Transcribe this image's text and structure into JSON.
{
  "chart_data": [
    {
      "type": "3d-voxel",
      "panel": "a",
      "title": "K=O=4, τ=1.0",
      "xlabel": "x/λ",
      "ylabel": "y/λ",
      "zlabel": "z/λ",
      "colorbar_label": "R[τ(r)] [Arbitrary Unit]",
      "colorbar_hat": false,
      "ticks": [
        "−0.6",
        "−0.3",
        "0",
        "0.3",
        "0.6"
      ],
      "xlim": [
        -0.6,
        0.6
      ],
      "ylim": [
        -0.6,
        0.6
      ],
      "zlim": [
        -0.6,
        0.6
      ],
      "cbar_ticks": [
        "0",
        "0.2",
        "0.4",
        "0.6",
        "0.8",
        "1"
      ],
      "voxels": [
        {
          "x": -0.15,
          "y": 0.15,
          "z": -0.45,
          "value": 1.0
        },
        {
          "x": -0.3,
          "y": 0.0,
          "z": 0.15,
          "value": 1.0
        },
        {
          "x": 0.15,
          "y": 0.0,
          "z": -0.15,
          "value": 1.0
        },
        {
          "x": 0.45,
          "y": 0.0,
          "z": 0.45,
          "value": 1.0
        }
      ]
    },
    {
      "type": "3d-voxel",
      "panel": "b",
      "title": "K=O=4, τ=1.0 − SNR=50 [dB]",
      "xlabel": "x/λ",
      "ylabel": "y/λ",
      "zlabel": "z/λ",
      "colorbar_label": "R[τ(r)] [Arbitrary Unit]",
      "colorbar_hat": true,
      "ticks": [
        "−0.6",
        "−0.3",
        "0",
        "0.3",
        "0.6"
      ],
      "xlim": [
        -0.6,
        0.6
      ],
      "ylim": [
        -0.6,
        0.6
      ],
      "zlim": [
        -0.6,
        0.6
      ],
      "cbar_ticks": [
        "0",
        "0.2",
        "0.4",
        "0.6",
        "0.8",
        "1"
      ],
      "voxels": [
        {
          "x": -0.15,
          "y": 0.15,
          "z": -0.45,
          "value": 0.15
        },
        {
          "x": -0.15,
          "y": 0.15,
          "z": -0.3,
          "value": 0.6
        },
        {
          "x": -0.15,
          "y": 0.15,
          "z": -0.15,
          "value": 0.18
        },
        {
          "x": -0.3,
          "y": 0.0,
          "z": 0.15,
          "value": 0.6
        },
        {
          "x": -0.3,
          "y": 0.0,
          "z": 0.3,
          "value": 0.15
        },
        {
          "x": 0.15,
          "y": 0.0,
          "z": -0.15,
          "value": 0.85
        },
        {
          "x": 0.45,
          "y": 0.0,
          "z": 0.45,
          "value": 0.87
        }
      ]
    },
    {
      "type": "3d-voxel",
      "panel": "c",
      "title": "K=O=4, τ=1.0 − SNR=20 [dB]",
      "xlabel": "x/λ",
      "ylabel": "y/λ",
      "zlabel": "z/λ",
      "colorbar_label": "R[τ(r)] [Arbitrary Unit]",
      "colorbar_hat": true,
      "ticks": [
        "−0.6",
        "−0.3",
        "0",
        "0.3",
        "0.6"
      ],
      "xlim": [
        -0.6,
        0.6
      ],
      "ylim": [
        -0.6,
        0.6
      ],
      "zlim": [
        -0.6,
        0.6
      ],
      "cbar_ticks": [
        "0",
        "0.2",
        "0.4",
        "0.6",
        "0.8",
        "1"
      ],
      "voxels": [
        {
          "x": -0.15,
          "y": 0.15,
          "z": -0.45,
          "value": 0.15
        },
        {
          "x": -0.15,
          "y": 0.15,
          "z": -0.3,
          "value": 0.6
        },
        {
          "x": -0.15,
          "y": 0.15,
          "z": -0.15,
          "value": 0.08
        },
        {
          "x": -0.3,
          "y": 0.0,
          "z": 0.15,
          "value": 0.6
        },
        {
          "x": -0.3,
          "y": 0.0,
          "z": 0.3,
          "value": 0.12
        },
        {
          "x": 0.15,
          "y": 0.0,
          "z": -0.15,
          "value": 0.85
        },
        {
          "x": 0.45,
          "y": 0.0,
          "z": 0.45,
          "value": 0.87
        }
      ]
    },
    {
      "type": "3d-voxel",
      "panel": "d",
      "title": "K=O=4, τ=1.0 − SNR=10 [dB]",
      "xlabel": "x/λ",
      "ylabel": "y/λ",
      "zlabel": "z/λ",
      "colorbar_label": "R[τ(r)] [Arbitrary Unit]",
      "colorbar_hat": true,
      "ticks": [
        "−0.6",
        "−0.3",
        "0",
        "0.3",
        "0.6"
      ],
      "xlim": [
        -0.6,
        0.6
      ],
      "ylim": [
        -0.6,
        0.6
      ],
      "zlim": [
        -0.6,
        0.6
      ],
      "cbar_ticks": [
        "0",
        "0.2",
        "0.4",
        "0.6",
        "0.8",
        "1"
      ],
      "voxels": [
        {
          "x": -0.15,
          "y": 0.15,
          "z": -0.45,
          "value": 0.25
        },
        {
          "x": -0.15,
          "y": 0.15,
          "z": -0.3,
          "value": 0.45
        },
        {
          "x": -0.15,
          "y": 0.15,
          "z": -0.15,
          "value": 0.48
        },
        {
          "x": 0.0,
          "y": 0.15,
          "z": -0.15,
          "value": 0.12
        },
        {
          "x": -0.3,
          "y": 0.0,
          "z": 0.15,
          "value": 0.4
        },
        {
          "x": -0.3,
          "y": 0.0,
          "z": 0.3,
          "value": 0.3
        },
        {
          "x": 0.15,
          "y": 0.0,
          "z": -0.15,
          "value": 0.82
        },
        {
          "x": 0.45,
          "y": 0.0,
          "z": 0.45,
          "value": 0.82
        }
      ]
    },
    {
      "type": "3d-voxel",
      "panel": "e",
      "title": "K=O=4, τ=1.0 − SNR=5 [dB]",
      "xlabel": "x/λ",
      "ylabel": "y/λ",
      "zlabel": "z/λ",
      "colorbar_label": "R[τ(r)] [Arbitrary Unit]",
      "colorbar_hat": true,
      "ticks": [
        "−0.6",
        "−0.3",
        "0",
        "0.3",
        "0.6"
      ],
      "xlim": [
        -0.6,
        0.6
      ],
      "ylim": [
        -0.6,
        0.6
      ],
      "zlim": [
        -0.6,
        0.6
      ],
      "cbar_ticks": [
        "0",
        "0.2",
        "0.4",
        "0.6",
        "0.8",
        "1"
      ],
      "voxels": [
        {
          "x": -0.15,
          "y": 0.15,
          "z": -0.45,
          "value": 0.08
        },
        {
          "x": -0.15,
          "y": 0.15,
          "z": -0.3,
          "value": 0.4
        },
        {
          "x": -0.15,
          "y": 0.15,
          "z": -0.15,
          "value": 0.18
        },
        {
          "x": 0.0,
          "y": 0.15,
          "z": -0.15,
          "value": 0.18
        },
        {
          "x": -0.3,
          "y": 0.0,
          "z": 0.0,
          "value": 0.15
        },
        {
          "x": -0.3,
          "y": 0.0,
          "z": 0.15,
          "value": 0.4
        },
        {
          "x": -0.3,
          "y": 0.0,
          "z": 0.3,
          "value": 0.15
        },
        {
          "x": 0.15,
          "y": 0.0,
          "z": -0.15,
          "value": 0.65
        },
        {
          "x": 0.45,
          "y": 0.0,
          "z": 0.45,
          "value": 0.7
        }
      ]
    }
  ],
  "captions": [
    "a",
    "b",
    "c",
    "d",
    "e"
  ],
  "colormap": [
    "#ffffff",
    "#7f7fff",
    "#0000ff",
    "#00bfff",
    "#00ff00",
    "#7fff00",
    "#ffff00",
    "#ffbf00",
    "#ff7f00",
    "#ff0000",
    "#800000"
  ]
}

● ● ● ●

→ Exercise task
Restate all of the entries above precisely.

→ Finished exercise
Transcribe this image's text and structure into JSON.
{
  "chart_data": [
    {
      "type": "3d-voxel",
      "panel": "a",
      "title": "K=O=4, τ=1.0",
      "xlabel": "x/λ",
      "ylabel": "y/λ",
      "zlabel": "z/λ",
      "colorbar_label": "R[τ(r)] [Arbitrary Unit]",
      "colorbar_hat": false,
      "ticks": [
        "−0.6",
        "−0.3",
        "0",
        "0.3",
        "0.6"
      ],
      "xlim": [
        -0.6,
        0.6
      ],
      "ylim": [
        -0.6,
        0.6
      ],
      "zlim": [
        -0.6,
        0.6
      ],
      "cbar_ticks": [
        "0",
        "0.2",
        "0.4",
        "0.6",
        "0.8",
        "1"
      ],
      "voxels": [
        {
          "x": -0.15,
          "y": 0.15,
          "z": -0.45,
          "value": 1.0
        },
        {
          "x": -0.3,
          "y": 0.0,
          "z": 0.15,
          "value": 1.0
        },
        {
          "x": 0.15,
          "y": 0.0,
          "z": -0.15,
          "value": 1.0
        },
        {
          "x": 0.45,
          "y": 0.0,
          "z": 0.45,
          "value": 1.0
        }
      ]
    },
    {
      "type": "3d-voxel",
      "panel": "b",
      "title": "K=O=4, τ=1.0 − SNR=50 [dB]",
      "xlabel": "x/λ",
      "ylabel": "y/λ",
      "zlabel": "z/λ",
      "colorbar_label": "R[τ(r)] [Arbitrary Unit]",
      "colorbar_hat": true,
      "ticks": [
        "−0.6",
        "−0.3",
        "0",
        "0.3",
        "0.6"
      ],
      "xlim": [
        -0.6,
        0.6
      ],
      "ylim": [
        -0.6,
        0.6
      ],
      "zlim": [
        -0.6,
        0.6
      ],
      "cbar_ticks": [
        "0",
        "0.2",
        "0.4",
        "0.6",
        "0.8",
        "1"
      ],
      "voxels": [
        {
          "x": -0.15,
          "y": 0.15,
          "z": -0.45,
          "value": 0.15
        },
        {
          "x": -0.15,
          "y": 0.15,
          "z": -0.3,
          "value": 0.6
        },
        {
          "x": -0.15,
          "y": 0.15,
          "z": -0.15,
          "value": 0.18
        },
        {
          "x": -0.3,
          "y": 0.0,
          "z": 0.15,
          "value": 0.6
        },
        {
          "x": -0.3,
          "y": 0.0,
          "z": 0.3,
          "value": 0.15
        },
        {
          "x": 0.15,
          "y": 0.0,
          "z": -0.15,
          "value": 0.85
        },
        {
          "x": 0.45,
          "y": 0.0,
          "z": 0.45,
          "value": 0.87
        }
      ]
    },
    {
      "type": "3d-voxel",
      "panel": "c",
      "title": "K=O=4, τ=1.0 − SNR=20 [dB]",
      "xlabel": "x/λ",
      "ylabel": "y/λ",
      "zlabel": "z/λ",
      "colorbar_label": "R[τ(r)] [Arbitrary Unit]",
      "colorbar_hat": true,
      "ticks": [
        "−0.6",
        "−0.3",
        "0",
        "0.3",
        "0.6"
      ],
      "xlim": [
        -0.6,
        0.6
      ],
      "ylim": [
        -0.6,
        0.6
      ],
      "zlim": [
        -0.6,
        0.6
      ],
      "cbar_ticks": [
        "0",
        "0.2",
        "0.4",
        "0.6",
        "0.8",
        "1"
      ],
      "voxels": [
        {
          "x": -0.15,
          "y": 0.15,
          "z": -0.45,
          "value": 0.15
        },
        {
          "x": -0.15,
          "y": 0.15,
          "z": -0.3,
          "value": 0.6
        },
        {
          "x": -0.15,
          "y": 0.15,
          "z": -0.15,
          "value": 0.08
        },
        {
          "x": -0.3,
          "y": 0.0,
          "z": 0.15,
          "value": 0.6
        },
        {
          "x": -0.3,
          "y": 0.0,
          "z": 0.3,
          "value": 0.12
        },
        {
          "x": 0.15,
          "y": 0.0,
          "z": -0.15,
          "value": 0.85
        },
        {
          "x": 0.45,
          "y": 0.0,
          "z": 0.45,
          "value": 0.87
        }
      ]
    },
    {
      "type": "3d-voxel",
      "panel": "d",
      "title": "K=O=4, τ=1.0 − SNR=10 [dB]",
      "xlabel": "x/λ",
      "ylabel": "y/λ",
      "zlabel": "z/λ",
      "colorbar_label": "R[τ(r)] [Arbitrary Unit]",
      "colorbar_hat": true,
      "ticks": [
        "−0.6",
        "−0.3",
        "0",
        "0.3",
        "0.6"
      ],
      "xlim": [
        -0.6,
        0.6
      ],
      "ylim": [
        -0.6,
        0.6
      ],
      "zlim": [
        -0.6,
        0.6
      ],
      "cbar_ticks": [
        "0",
        "0.2",
        "0.4",
        "0.6",
        "0.8",
        "1"
      ],
      "voxels": [
        {
          "x": -0.15,
          "y": 0.15,
          "z": -0.45,
          "value": 0.25
        },
        {
          "x": -0.15,
          "y": 0.15,
          "z": -0.3,
          "value": 0.45
        },
        {
          "x": -0.15,
          "y": 0.15,
          "z": -0.15,
          "value": 0.48
        },
        {
          "x": 0.0,
          "y": 0.15,
          "z": -0.15,
          "value": 0.12
        },
        {
          "x": -0.3,
          "y": 0.0,
          "z": 0.15,
          "value": 0.4
        },
        {
          "x": -0.3,
          "y": 0.0,
          "z": 0.3,
          "value": 0.3
        },
        {
          "x": 0.15,
          "y": 0.0,
          "z": -0.15,
          "value": 0.82
        },
        {
          "x": 0.45,
          "y": 0.0,
          "z": 0.45,
          "value": 0.82
        }
      ]
    },
    {
      "type": "3d-voxel",
      "panel": "e",
      "title": "K=O=4, τ=1.0 − SNR=5 [dB]",
      "xlabel": "x/λ",
      "ylabel": "y/λ",
      "zlabel": "z/λ",
      "colorbar_label": "R[τ(r)] [Arbitrary Unit]",
      "colorbar_hat": true,
      "ticks": [
        "−0.6",
        "−0.3",
        "0",
        "0.3",
        "0.6"
      ],
      "xlim": [
        -0.6,
        0.6
      ],
      "ylim": [
        -0.6,
        0.6
      ],
      "zlim": [
        -0.6,
        0.6
      ],
      "cbar_ticks": [
        "0",
        "0.2",
        "0.4",
        "0.6",
        "0.8",
        "1"
      ],
      "voxels": [
        {
          "x": -0.15,
          "y": 0.15,
          "z": -0.45,
          "value": 0.08
        },
        {
          "x": -0.15,
          "y": 0.15,
          "z": -0.3,
          "value": 0.4
        },
        {
          "x": -0.15,
          "y": 0.15,
          "z": -0.15,
          "value": 0.18
        },
        {
          "x": 0.0,
          "y": 0.15,
          "z": -0.15,
          "value": 0.18
        },
        {
          "x": -0.3,
          "y": 0.0,
          "z": 0.0,
          "value": 0.15
        },
        {
          "x": -0.3,
          "y": 0.0,
          "z": 0.15,
          "value": 0.4
        },
        {
          "x": -0.3,
          "y": 0.0,
          "z": 0.3,
          "value": 0.15
        },
        {
          "x": 0.15,
          "y": 0.0,
          "z": -0.15,
          "value": 0.65
        },
        {
          "x": 0.45,
          "y": 0.0,
          "z": 0.45,
          "value": 0.7
        }
      ]
    }
  ],
  "captions": [
    "a",
    "b",
    "c",
    "d",
    "e"
  ],
  "colormap": [
    "#ffffff",
    "#7f7fff",
    "#0000ff",
    "#00bfff",
    "#00ff00",
    "#7fff00",
    "#ffff00",
    "#ffbf00",
    "#ff7f00",
    "#ff0000",
    "#800000"
  ]
}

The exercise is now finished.